§ **INFORMATION GIVEN**
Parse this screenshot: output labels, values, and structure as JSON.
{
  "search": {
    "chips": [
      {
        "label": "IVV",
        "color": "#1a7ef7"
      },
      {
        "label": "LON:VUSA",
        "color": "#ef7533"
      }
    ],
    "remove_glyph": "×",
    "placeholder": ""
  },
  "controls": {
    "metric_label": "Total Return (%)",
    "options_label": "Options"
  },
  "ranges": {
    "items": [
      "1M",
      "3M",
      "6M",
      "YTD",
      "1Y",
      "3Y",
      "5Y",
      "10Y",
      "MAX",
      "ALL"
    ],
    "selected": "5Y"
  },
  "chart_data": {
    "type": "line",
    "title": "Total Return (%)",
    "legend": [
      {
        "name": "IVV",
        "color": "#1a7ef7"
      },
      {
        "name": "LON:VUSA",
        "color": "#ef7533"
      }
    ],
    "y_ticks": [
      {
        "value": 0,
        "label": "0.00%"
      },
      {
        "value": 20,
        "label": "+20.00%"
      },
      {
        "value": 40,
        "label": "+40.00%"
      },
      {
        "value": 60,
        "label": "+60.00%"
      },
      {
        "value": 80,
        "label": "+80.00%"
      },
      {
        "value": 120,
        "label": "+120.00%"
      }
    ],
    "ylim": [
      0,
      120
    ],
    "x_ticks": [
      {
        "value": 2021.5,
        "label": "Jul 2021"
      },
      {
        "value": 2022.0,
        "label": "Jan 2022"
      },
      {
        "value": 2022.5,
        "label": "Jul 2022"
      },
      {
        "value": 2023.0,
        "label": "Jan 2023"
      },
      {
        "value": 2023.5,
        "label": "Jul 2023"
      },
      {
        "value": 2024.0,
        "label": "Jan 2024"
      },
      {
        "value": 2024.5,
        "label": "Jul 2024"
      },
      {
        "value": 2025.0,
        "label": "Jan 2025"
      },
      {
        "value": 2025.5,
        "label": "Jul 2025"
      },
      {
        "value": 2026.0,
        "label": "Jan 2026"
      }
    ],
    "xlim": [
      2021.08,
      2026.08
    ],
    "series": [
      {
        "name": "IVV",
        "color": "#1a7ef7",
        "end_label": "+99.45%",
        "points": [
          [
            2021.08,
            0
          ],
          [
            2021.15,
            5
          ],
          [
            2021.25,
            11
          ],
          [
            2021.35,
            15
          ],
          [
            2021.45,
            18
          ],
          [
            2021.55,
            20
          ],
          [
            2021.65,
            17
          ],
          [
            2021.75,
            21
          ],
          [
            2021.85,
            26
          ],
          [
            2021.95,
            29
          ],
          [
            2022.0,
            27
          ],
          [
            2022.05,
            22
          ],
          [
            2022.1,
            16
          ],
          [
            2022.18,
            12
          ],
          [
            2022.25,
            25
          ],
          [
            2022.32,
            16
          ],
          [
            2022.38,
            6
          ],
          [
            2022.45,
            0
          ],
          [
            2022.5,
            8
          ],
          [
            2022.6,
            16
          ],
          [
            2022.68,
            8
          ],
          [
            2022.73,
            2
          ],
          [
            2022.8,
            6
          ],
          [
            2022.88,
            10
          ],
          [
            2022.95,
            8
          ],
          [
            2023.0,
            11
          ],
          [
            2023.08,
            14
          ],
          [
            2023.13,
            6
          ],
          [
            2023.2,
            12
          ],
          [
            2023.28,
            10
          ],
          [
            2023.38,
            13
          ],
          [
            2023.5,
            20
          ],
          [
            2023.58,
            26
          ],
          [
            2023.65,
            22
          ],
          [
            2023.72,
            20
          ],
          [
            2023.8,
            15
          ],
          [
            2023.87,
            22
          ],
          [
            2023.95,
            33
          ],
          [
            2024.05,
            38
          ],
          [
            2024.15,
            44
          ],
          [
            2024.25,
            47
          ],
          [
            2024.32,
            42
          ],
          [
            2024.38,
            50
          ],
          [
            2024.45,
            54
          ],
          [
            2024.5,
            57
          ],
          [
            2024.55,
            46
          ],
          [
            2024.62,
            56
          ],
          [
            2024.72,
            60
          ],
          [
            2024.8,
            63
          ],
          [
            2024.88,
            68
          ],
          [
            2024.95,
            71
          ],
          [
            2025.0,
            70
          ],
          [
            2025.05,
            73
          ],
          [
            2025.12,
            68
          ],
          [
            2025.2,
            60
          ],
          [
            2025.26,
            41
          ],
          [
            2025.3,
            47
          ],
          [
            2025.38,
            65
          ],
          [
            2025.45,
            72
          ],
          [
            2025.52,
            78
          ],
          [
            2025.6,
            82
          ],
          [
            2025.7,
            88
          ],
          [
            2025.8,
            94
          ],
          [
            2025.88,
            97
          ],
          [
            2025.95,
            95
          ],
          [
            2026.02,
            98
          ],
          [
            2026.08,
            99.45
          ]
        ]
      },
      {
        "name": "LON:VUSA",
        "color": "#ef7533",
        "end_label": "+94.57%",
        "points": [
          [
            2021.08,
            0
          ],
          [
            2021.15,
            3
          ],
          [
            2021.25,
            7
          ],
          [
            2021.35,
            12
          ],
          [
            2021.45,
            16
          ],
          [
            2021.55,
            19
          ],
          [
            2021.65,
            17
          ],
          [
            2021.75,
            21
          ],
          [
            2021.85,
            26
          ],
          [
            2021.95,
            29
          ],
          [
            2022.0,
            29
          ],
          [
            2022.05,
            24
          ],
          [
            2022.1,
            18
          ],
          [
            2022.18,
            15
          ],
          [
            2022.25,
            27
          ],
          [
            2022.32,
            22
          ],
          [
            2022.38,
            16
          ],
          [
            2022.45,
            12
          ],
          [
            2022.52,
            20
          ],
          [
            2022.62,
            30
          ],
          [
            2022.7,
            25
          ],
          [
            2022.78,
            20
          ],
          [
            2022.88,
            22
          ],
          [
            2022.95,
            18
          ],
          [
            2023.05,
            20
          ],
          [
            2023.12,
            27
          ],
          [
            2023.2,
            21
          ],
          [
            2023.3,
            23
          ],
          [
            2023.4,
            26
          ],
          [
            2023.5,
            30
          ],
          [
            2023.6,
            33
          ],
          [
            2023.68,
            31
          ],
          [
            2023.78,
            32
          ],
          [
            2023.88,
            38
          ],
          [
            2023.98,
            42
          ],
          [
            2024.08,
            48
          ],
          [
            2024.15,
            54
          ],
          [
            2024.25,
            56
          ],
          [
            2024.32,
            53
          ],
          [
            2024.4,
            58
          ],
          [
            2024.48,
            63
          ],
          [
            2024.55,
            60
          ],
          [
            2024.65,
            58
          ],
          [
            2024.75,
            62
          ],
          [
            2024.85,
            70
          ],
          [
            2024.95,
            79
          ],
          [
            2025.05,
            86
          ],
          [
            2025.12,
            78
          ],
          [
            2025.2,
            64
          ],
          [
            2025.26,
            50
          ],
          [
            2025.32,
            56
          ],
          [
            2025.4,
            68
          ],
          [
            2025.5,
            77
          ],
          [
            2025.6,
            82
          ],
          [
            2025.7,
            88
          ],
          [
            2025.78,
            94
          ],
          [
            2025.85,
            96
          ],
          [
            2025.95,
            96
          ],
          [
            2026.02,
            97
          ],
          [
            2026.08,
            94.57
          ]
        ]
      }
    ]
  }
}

§ **TASK**
Would you restate each of the entries word for word?

§ **SOLUTION BELOW**
Parse this screenshot: output labels, values, and structure as JSON.
{
  "search": {
    "chips": [
      {
        "label": "IVV",
        "color": "#1a7ef7"
      },
      {
        "label": "LON:VUSA",
        "color": "#ef7533"
      }
    ],
    "remove_glyph": "×",
    "placeholder": ""
  },
  "controls": {
    "metric_label": "Total Return (%)",
    "options_label": "Options"
  },
  "ranges": {
    "items": [
      "1M",
      "3M",
      "6M",
      "YTD",
      "1Y",
      "3Y",
      "5Y",
      "10Y",
      "MAX",
      "ALL"
    ],
    "selected": "5Y"
  },
  "chart_data": {
    "type": "line",
    "title": "Total Return (%)",
    "legend": [
      {
        "name": "IVV",
        "color": "#1a7ef7"
      },
      {
        "name": "LON:VUSA",
        "color": "#ef7533"
      }
    ],
    "y_ticks": [
      {
        "value": 0,
        "label": "0.00%"
      },
      {
        "value": 20,
        "label": "+20.00%"
      },
      {
        "value": 40,
        "label": "+40.00%"
      },
      {
        "value": 60,
        "label": "+60.00%"
      },
      {
        "value": 80,
        "label": "+80.00%"
      },
      {
        "value": 120,
        "label": "+120.00%"
      }
    ],
    "ylim": [
      0,
      120
    ],
    "x_ticks": [
      {
        "value": 2021.5,
        "label": "Jul 2021"
      },
      {
        "value": 2022.0,
        "label": "Jan 2022"
      },
      {
        "value": 2022.5,
        "label": "Jul 2022"
      },
      {
        "value": 2023.0,
        "label": "Jan 2023"
      },
      {
        "value": 2023.5,
        "label": "Jul 2023"
      },
      {
        "value": 2024.0,
        "label": "Jan 2024"
      },
      {
        "value": 2024.5,
        "label": "Jul 2024"
      },
      {
        "value": 2025.0,
        "label": "Jan 2025"
      },
      {
        "value": 2025.5,
        "label": "Jul 2025"
      },
      {
        "value": 2026.0,
        "label": "Jan 2026"
      }
    ],
    "xlim": [
      2021.08,
      2026.08
    ],
    "series": [
      {
        "name": "IVV",
        "color": "#1a7ef7",
        "end_label": "+99.45%",
        "points": [
          [
            2021.08,
            0
          ],
          [
            2021.15,
            5
          ],
          [
            2021.25,
            11
          ],
          [
            2021.35,
            15
          ],
          [
            2021.45,
            18
          ],
          [
            2021.55,
            20
          ],
          [
            2021.65,
            17
          ],
          [
            2021.75,
            21
          ],
          [
            2021.85,
            26
          ],
          [
            2021.95,
            29
          ],
          [
            2022.0,
            27
          ],
          [
            2022.05,
            22
          ],
          [
            2022.1,
            16
          ],
          [
            2022.18,
            12
          ],
          [
            2022.25,
            25
          ],
          [
            2022.32,
            16
          ],
          [
            2022.38,
            6
          ],
          [
            2022.45,
            0
          ],
          [
            2022.5,
            8
          ],
          [
            2022.6,
            16
          ],
          [
            2022.68,
            8
          ],
          [
            2022.73,
            2
          ],
          [
            2022.8,
            6
          ],
          [
            2022.88,
            10
          ],
          [
            2022.95,
            8
          ],
          [
            2023.0,
            11
          ],
          [
            2023.08,
            14
          ],
          [
            2023.13,
            6
          ],
          [
            2023.2,
            12
          ],
          [
            2023.28,
            10
          ],
          [
            2023.38,
            13
          ],
          [
            2023.5,
            20
          ],
          [
            2023.58,
            26
          ],
          [
            2023.65,
            22
          ],
          [
            2023.72,
            20
          ],
          [
            2023.8,
            15
          ],
          [
            2023.87,
            22
          ],
          [
            2023.95,
            33
          ],
          [
            2024.05,
            38
          ],
          [
            2024.15,
            44
          ],
          [
            2024.25,
            47
          ],
          [
            2024.32,
            42
          ],
          [
            2024.38,
            50
          ],
          [
            2024.45,
            54
          ],
          [
            2024.5,
            57
          ],
          [
            2024.55,
            46
          ],
          [
            2024.62,
            56
          ],
          [
            2024.72,
            60
          ],
          [
            2024.8,
            63
          ],
          [
            2024.88,
            68
          ],
          [
            2024.95,
            71
          ],
          [
            2025.0,
            70
          ],
          [
            2025.05,
            73
          ],
          [
            2025.12,
            68
          ],
          [
            2025.2,
            60
          ],
          [
            2025.26,
            41
          ],
          [
            2025.3,
            47
          ],
          [
            2025.38,
            65
          ],
          [
            2025.45,
            72
          ],
          [
            2025.52,
            78
          ],
          [
            2025.6,
            82
          ],
          [
            2025.7,
            88
          ],
          [
            2025.8,
            94
          ],
          [
            2025.88,
            97
          ],
          [
            2025.95,
            95
          ],
          [
            2026.02,
            98
          ],
          [
            2026.08,
            99.45
          ]
        ]
      },
      {
        "name": "LON:VUSA",
        "color": "#ef7533",
        "end_label": "+94.57%",
        "points": [
          [
            2021.08,
            0
          ],
          [
            2021.15,
            3
          ],
          [
            2021.25,
            7
          ],
          [
            2021.35,
            12
          ],
          [
            2021.45,
            16
          ],
          [
            2021.55,
            19
          ],
          [
            2021.65,
            17
          ],
          [
            2021.75,
            21
          ],
          [
            2021.85,
            26
          ],
          [
            2021.95,
            29
          ],
          [
            2022.0,
            29
          ],
          [
            2022.05,
            24
          ],
          [
            2022.1,
            18
          ],
          [
            2022.18,
            15
          ],
          [
            2022.25,
            27
          ],
          [
            2022.32,
            22
          ],
          [
            2022.38,
            16
          ],
          [
            2022.45,
            12
          ],
          [
            2022.52,
            20
          ],
          [
            2022.62,
            30
          ],
          [
            2022.7,
            25
          ],
          [
            2022.78,
            20
          ],
          [
            2022.88,
            22
          ],
          [
            2022.95,
            18
          ],
          [
            2023.05,
            20
          ],
          [
            2023.12,
            27
          ],
          [
            2023.2,
            21
          ],
          [
            2023.3,
            23
          ],
          [
            2023.4,
            26
          ],
          [
            2023.5,
            30
          ],
          [
            2023.6,
            33
          ],
          [
            2023.68,
            31
          ],
          [
            2023.78,
            32
          ],
          [
            2023.88,
            38
          ],
          [
            2023.98,
            42
          ],
          [
            2024.08,
            48
          ],
          [
            2024.15,
            54
          ],
          [
            2024.25,
            56
          ],
          [
            2024.32,
            53
          ],
          [
            2024.4,
            58
          ],
          [
            2024.48,
            63
          ],
          [
            2024.55,
            60
          ],
          [
            2024.65,
            58
          ],
          [
            2024.75,
            62
          ],
          [
            2024.85,
            70
          ],
          [
            2024.95,
            79
          ],
          [
            2025.05,
            86
          ],
          [
            2025.12,
            78
          ],
          [
            2025.2,
            64
          ],
          [
            2025.26,
            50
          ],
          [
            2025.32,
            56
          ],
          [
            2025.4,
            68
          ],
          [
            2025.5,
            77
          ],
          [
            2025.6,
            82
          ],
          [
            2025.7,
            88
          ],
          [
            2025.78,
            94
          ],
          [
            2025.85,
            96
          ],
          [
            2025.95,
            96
          ],
          [
            2026.02,
            97
          ],
          [
            2026.08,
            94.57
          ]
        ]
      }
    ]
  }
}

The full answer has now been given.